— STATED TASK —
Gather all lines from the material that contain "name".

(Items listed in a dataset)
________________________________________

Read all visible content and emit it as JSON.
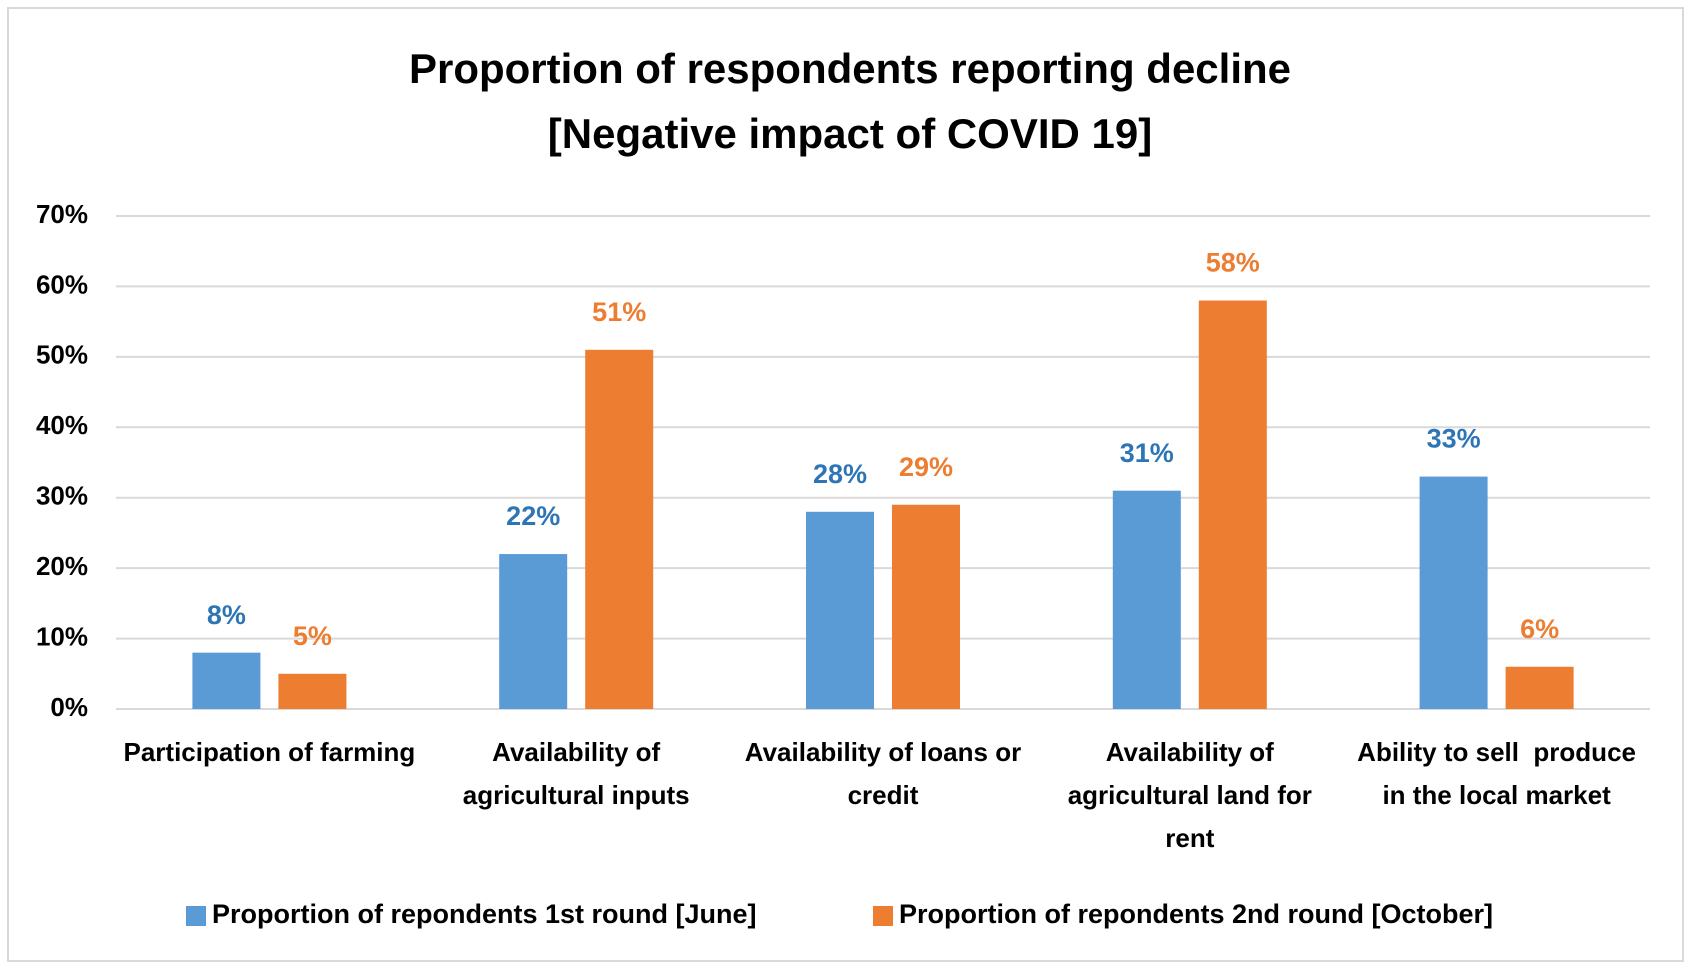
{
  "chart_data": {
    "type": "bar",
    "title": "Proportion of respondents reporting decline",
    "subtitle": "[Negative impact of COVID 19]",
    "categories": [
      "Participation of farming",
      "Availability of agricultural inputs",
      "Availability of loans or credit",
      "Availability of agricultural land for rent",
      "Ability to sell  produce in the local market"
    ],
    "series": [
      {
        "name": "Proportion of repondents 1st round [June]",
        "color": "#5b9bd5",
        "label_color": "#2e75b6",
        "values": [
          8,
          22,
          28,
          31,
          33
        ],
        "value_labels": [
          "8%",
          "22%",
          "28%",
          "31%",
          "33%"
        ]
      },
      {
        "name": "Proportion of repondents 2nd round [October]",
        "color": "#ed7d31",
        "label_color": "#ed7d31",
        "values": [
          5,
          51,
          29,
          58,
          6
        ],
        "value_labels": [
          "5%",
          "51%",
          "29%",
          "58%",
          "6%"
        ]
      }
    ],
    "ylim": [
      0,
      70
    ],
    "yticks": [
      {
        "value": 0,
        "label": "0%"
      },
      {
        "value": 10,
        "label": "10%"
      },
      {
        "value": 20,
        "label": "20%"
      },
      {
        "value": 30,
        "label": "30%"
      },
      {
        "value": 40,
        "label": "40%"
      },
      {
        "value": 50,
        "label": "50%"
      },
      {
        "value": 60,
        "label": "60%"
      },
      {
        "value": 70,
        "label": "70%"
      }
    ],
    "grid": true,
    "legend": "bottom"
  }
}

________________________________________

— OUTPUT FOR THIS TASK —
        "name": "Proportion of repondents 1st round [June]",
        "name": "Proportion of repondents 2nd round [October]",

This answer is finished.